▸ GOAL
Comb through the entries for "Minh" and pull out each line that holds it.

Stored data:
# # # # # # #
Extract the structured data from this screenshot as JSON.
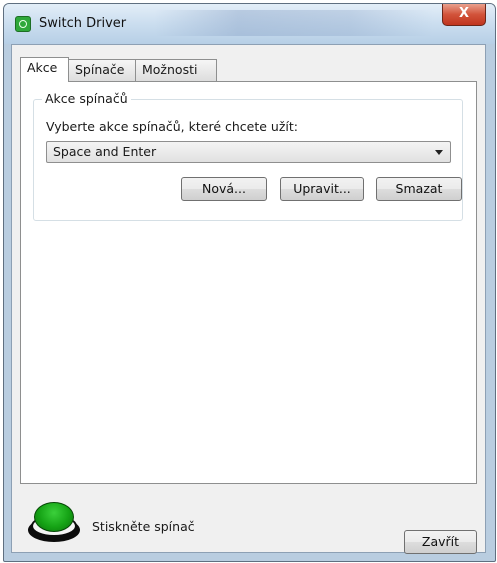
{
  "window": {
    "title": "Switch Driver",
    "close_glyph": "X",
    "icon": "switch-driver-app-icon"
  },
  "tabs": [
    {
      "label": "Akce",
      "active": true
    },
    {
      "label": "Spínače",
      "active": false
    },
    {
      "label": "Možnosti",
      "active": false
    }
  ],
  "actions_group": {
    "title": "Akce spínačů",
    "prompt": "Vyberte akce spínačů, které chcete užít:",
    "selected_action": "Space and Enter",
    "buttons": {
      "new": "Nová...",
      "edit": "Upravit...",
      "delete": "Smazat"
    }
  },
  "footer": {
    "status_text": "Stiskněte spínač",
    "indicator": "green-switch-button",
    "indicator_color": "#15a315",
    "close_button": "Zavřít"
  }
}
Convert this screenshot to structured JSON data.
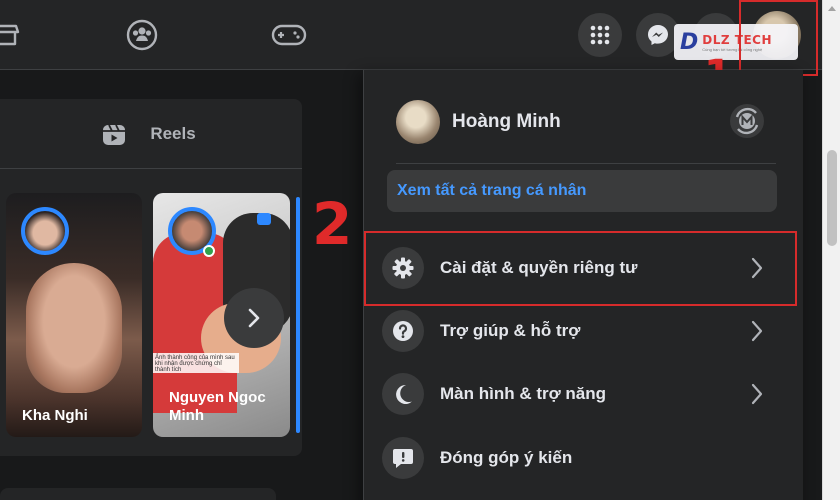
{
  "top_nav": {
    "icons": [
      "marketplace-icon",
      "groups-icon",
      "gaming-icon"
    ],
    "actions": [
      "menu-grid-icon",
      "messenger-icon",
      "notifications-icon",
      "account-avatar"
    ]
  },
  "watermark": {
    "logo_letter": "D",
    "brand": "DLZ TECH",
    "tagline": "Cùng bạn tới tương lai công nghệ"
  },
  "annotations": {
    "step_1": "1",
    "step_2": "2",
    "highlight_color": "#d62b2b"
  },
  "stories": {
    "reels_tab_label": "Reels",
    "items": [
      {
        "name": "Kha Nghi"
      },
      {
        "name": "Nguyen Ngoc Minh"
      }
    ],
    "caption_overlay": "Ảnh thành công của mình sau khi nhận được chứng chỉ thành tích"
  },
  "account_menu": {
    "profile_name": "Hoàng Minh",
    "see_all_profiles": "Xem tất cả trang cá nhân",
    "items": [
      {
        "label": "Cài đặt & quyền riêng tư",
        "icon": "gear-icon",
        "has_submenu": true
      },
      {
        "label": "Trợ giúp & hỗ trợ",
        "icon": "help-icon",
        "has_submenu": true
      },
      {
        "label": "Màn hình & trợ năng",
        "icon": "moon-icon",
        "has_submenu": true
      },
      {
        "label": "Đóng góp ý kiến",
        "icon": "feedback-icon",
        "has_submenu": false
      }
    ]
  },
  "colors": {
    "background": "#18191a",
    "surface": "#242526",
    "link_blue": "#4599ff",
    "story_ring": "#2d88ff"
  }
}
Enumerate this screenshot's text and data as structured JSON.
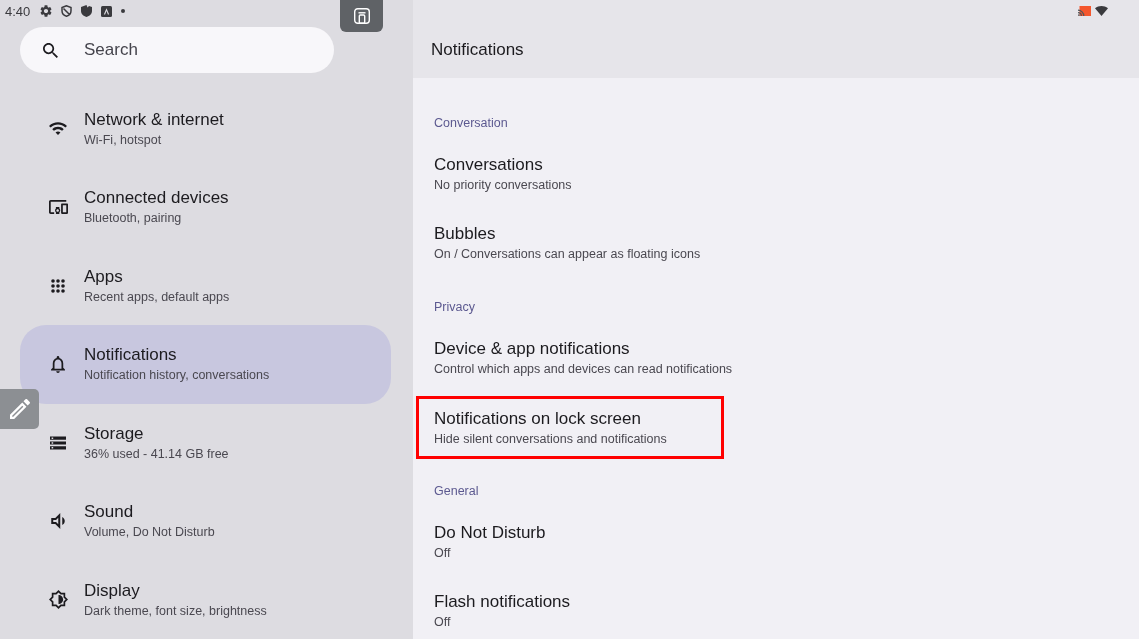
{
  "status_bar": {
    "time": "4:40"
  },
  "search": {
    "placeholder": "Search"
  },
  "sidebar": {
    "items": [
      {
        "title": "Network & internet",
        "subtitle": "Wi-Fi, hotspot",
        "selected": false
      },
      {
        "title": "Connected devices",
        "subtitle": "Bluetooth, pairing",
        "selected": false
      },
      {
        "title": "Apps",
        "subtitle": "Recent apps, default apps",
        "selected": false
      },
      {
        "title": "Notifications",
        "subtitle": "Notification history, conversations",
        "selected": true
      },
      {
        "title": "Storage",
        "subtitle": "36% used - 41.14 GB free",
        "selected": false
      },
      {
        "title": "Sound",
        "subtitle": "Volume, Do Not Disturb",
        "selected": false
      },
      {
        "title": "Display",
        "subtitle": "Dark theme, font size, brightness",
        "selected": false
      }
    ]
  },
  "page": {
    "title": "Notifications",
    "sections": [
      {
        "header": "Conversation",
        "items": [
          {
            "title": "Conversations",
            "subtitle": "No priority conversations",
            "highlighted": false
          },
          {
            "title": "Bubbles",
            "subtitle": "On / Conversations can appear as floating icons",
            "highlighted": false
          }
        ]
      },
      {
        "header": "Privacy",
        "items": [
          {
            "title": "Device & app notifications",
            "subtitle": "Control which apps and devices can read notifications",
            "highlighted": false
          },
          {
            "title": "Notifications on lock screen",
            "subtitle": "Hide silent conversations and notifications",
            "highlighted": true
          }
        ]
      },
      {
        "header": "General",
        "items": [
          {
            "title": "Do Not Disturb",
            "subtitle": "Off",
            "highlighted": false
          },
          {
            "title": "Flash notifications",
            "subtitle": "Off",
            "highlighted": false
          }
        ]
      }
    ]
  }
}
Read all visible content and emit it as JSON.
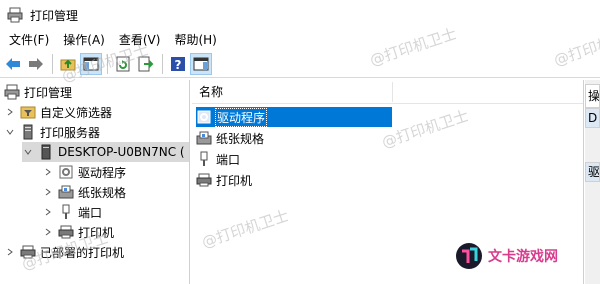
{
  "window": {
    "title": "打印管理",
    "icon": "printer-management-icon"
  },
  "menu": [
    {
      "label": "文件(F)"
    },
    {
      "label": "操作(A)"
    },
    {
      "label": "查看(V)"
    },
    {
      "label": "帮助(H)"
    }
  ],
  "toolbar": {
    "buttons": [
      "back-icon",
      "forward-icon",
      "up-folder-icon",
      "show-hide-tree-icon",
      "refresh-icon",
      "export-list-icon",
      "help-icon",
      "show-hide-action-pane-icon"
    ]
  },
  "tree": {
    "root": "打印管理",
    "custom_filters": "自定义筛选器",
    "print_servers": "打印服务器",
    "server": "DESKTOP-U0BN7NC (",
    "children": [
      "驱动程序",
      "纸张规格",
      "端口",
      "打印机"
    ],
    "deployed": "已部署的打印机"
  },
  "list": {
    "column_header": "名称",
    "items": [
      "驱动程序",
      "纸张规格",
      "端口",
      "打印机"
    ]
  },
  "right_pane": {
    "header": "操",
    "item1": "D",
    "item2": "驱"
  },
  "watermark": "@打印机卫士",
  "logo": {
    "text": "文卡游戏网"
  },
  "colors": {
    "selection": "#0078d7",
    "accent": "#d83c8e"
  }
}
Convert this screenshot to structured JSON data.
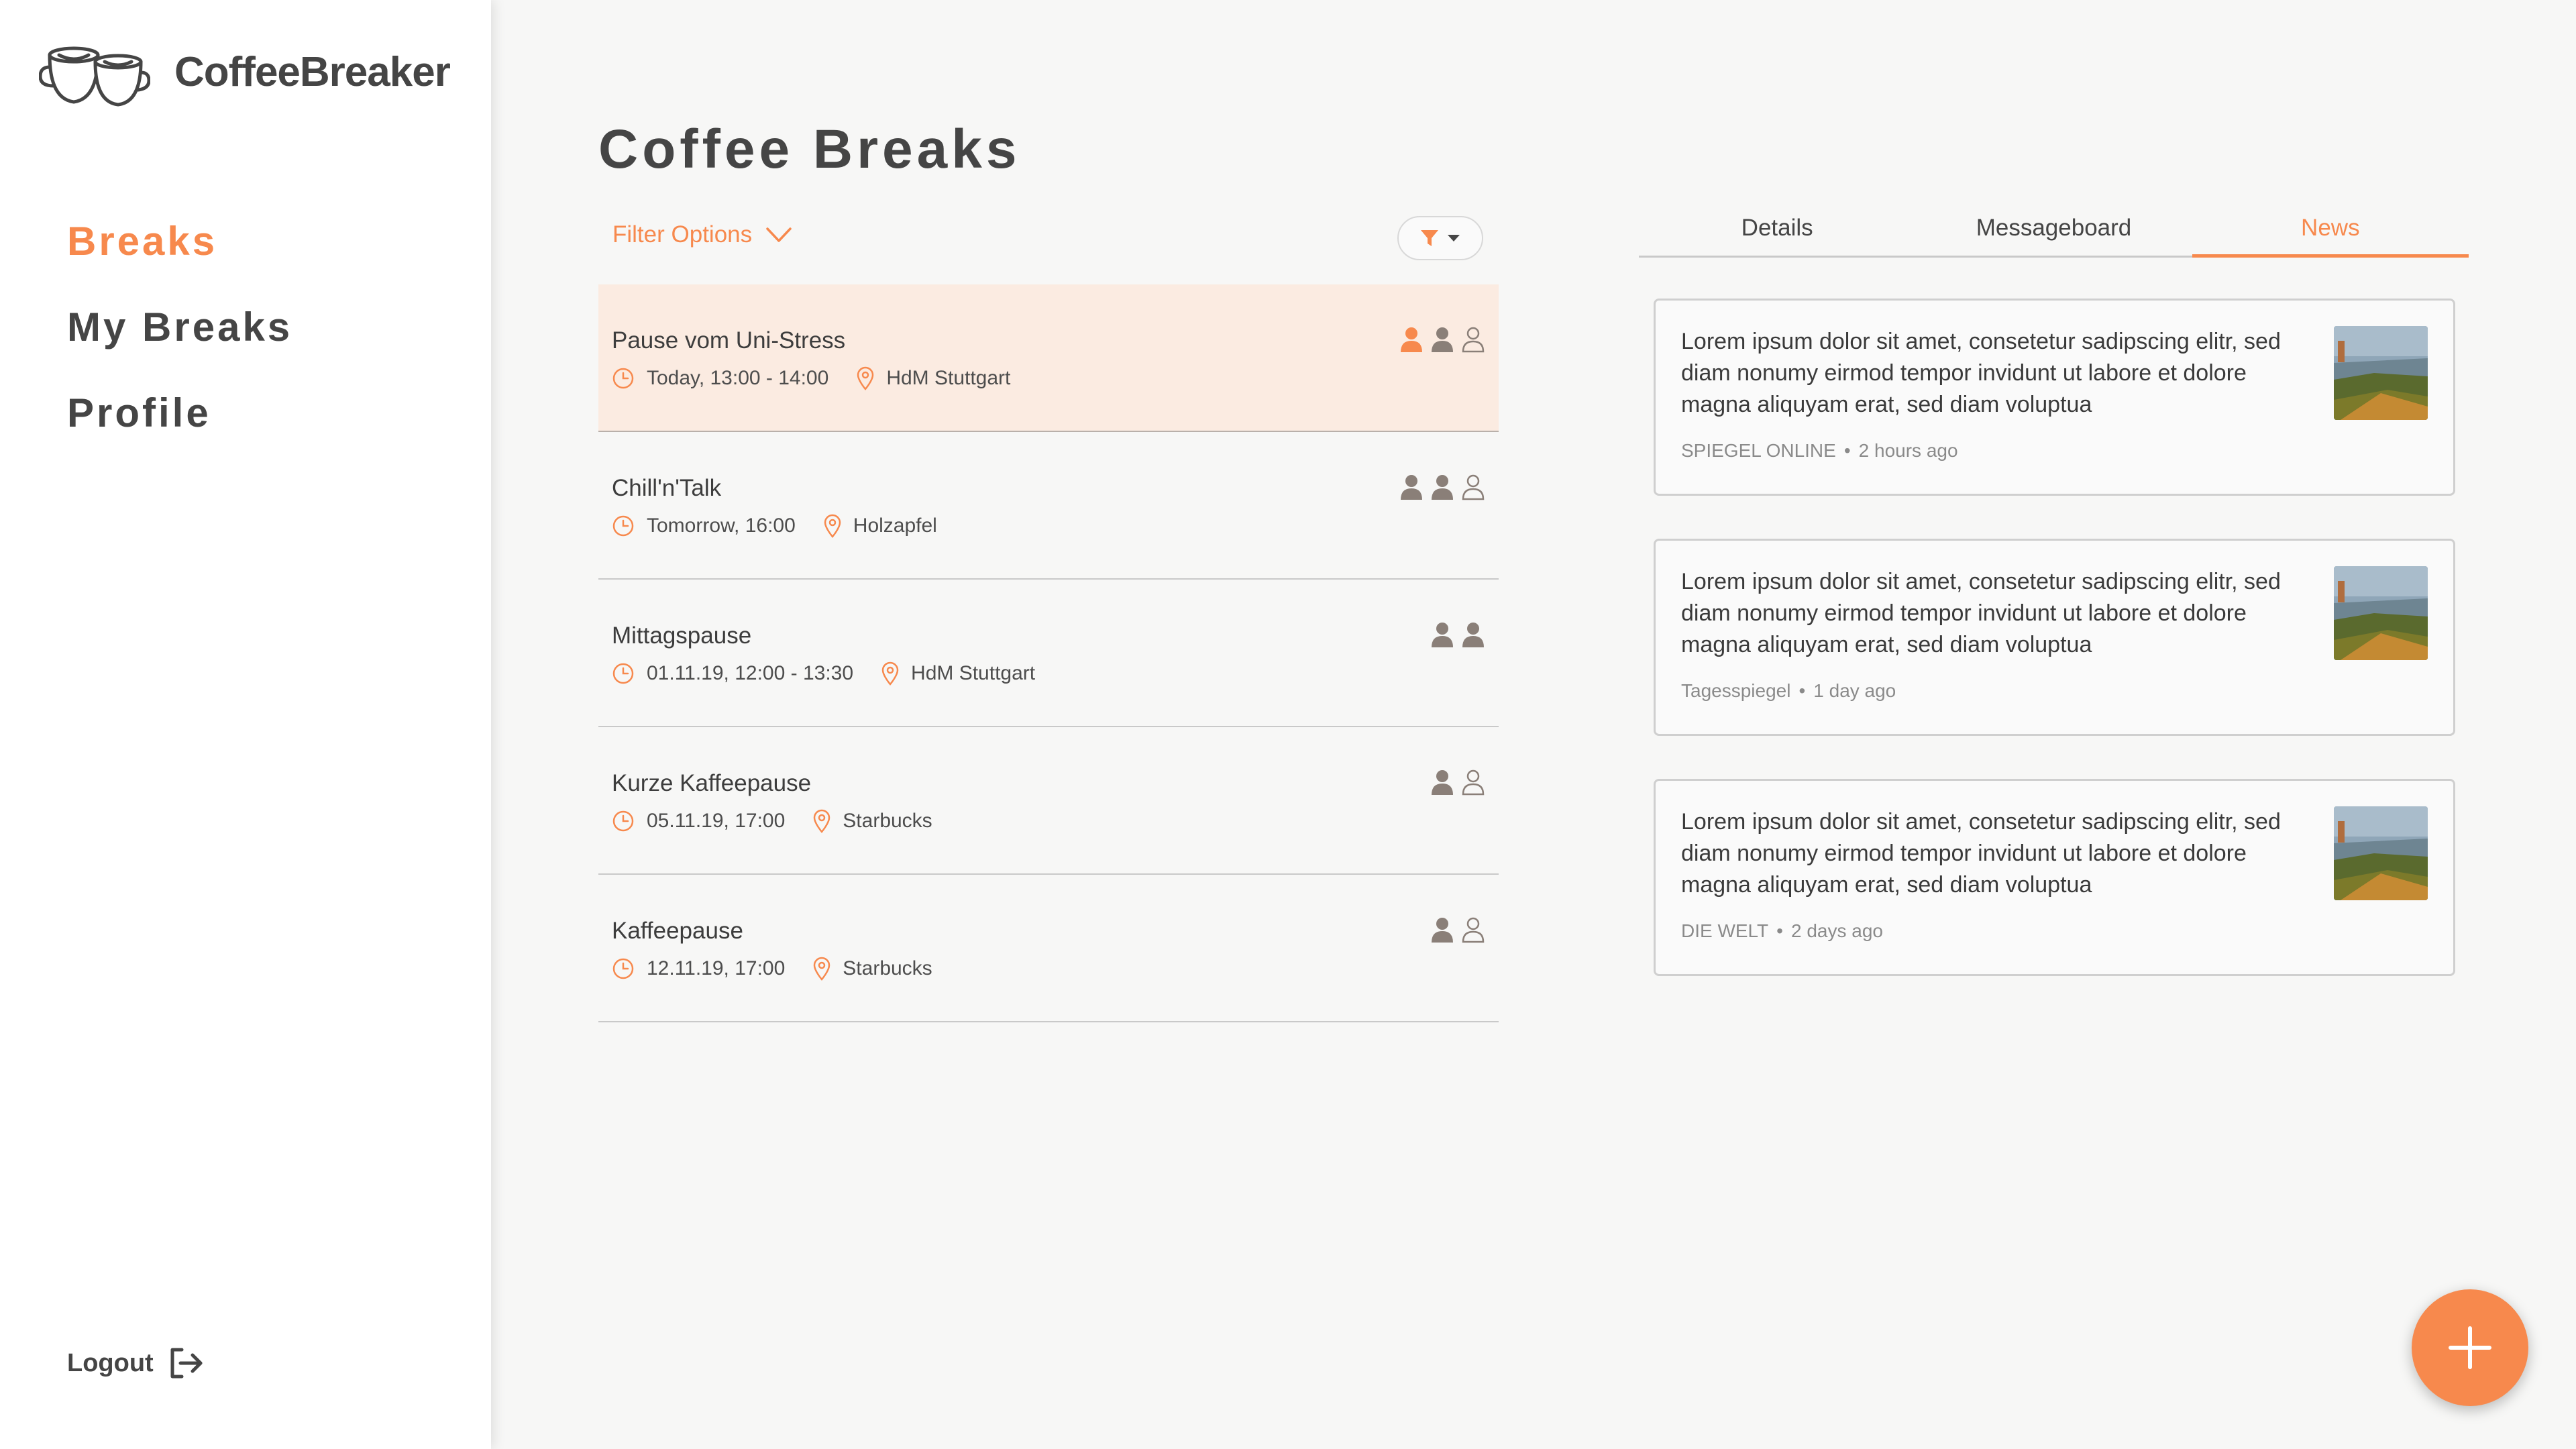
{
  "app": {
    "name": "CoffeeBreaker"
  },
  "nav": {
    "items": [
      {
        "label": "Breaks",
        "active": true
      },
      {
        "label": "My Breaks",
        "active": false
      },
      {
        "label": "Profile",
        "active": false
      }
    ],
    "logout_label": "Logout"
  },
  "page": {
    "title": "Coffee Breaks"
  },
  "filter": {
    "label": "Filter Options"
  },
  "breaks": [
    {
      "name": "Pause vom Uni-Stress",
      "time": "Today, 13:00 - 14:00",
      "location": "HdM Stuttgart",
      "selected": true
    },
    {
      "name": "Chill'n'Talk",
      "time": "Tomorrow, 16:00",
      "location": "Holzapfel",
      "selected": false
    },
    {
      "name": "Mittagspause",
      "time": "01.11.19, 12:00 - 13:30",
      "location": "HdM Stuttgart",
      "selected": false
    },
    {
      "name": "Kurze Kaffeepause",
      "time": "05.11.19, 17:00",
      "location": "Starbucks",
      "selected": false
    },
    {
      "name": "Kaffeepause",
      "time": "12.11.19, 17:00",
      "location": "Starbucks",
      "selected": false
    }
  ],
  "tabs": [
    {
      "label": "Details",
      "active": false
    },
    {
      "label": "Messageboard",
      "active": false
    },
    {
      "label": "News",
      "active": true
    }
  ],
  "news": [
    {
      "text": "Lorem ipsum dolor sit amet, consetetur sadipscing elitr, sed diam nonumy eirmod tempor invidunt ut labore et dolore magna aliquyam erat, sed diam voluptua",
      "source": "SPIEGEL ONLINE",
      "age": "2 hours ago"
    },
    {
      "text": "Lorem ipsum dolor sit amet, consetetur sadipscing elitr, sed diam nonumy eirmod tempor invidunt ut labore et dolore magna aliquyam erat, sed diam voluptua",
      "source": "Tagesspiegel",
      "age": "1 day ago"
    },
    {
      "text": "Lorem ipsum dolor sit amet, consetetur sadipscing elitr, sed diam nonumy eirmod tempor invidunt ut labore et dolore magna aliquyam erat, sed diam voluptua",
      "source": "DIE WELT",
      "age": "2 days ago"
    }
  ],
  "colors": {
    "accent": "#f7894d",
    "text": "#454545",
    "selected_row": "#fbebe1",
    "participant": "#8a7f78"
  },
  "icons": {
    "logo": "coffee-cups-icon",
    "logout": "logout-icon",
    "clock": "clock-icon",
    "pin": "location-pin-icon",
    "person": "person-icon",
    "filter": "funnel-icon",
    "add": "plus-icon"
  }
}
# # # # # # #
▸ RESULT FOR THIS EXERCISE
        "name": "Nguyen Ngoc Minh"
    "profile_name": "Hoàng Minh",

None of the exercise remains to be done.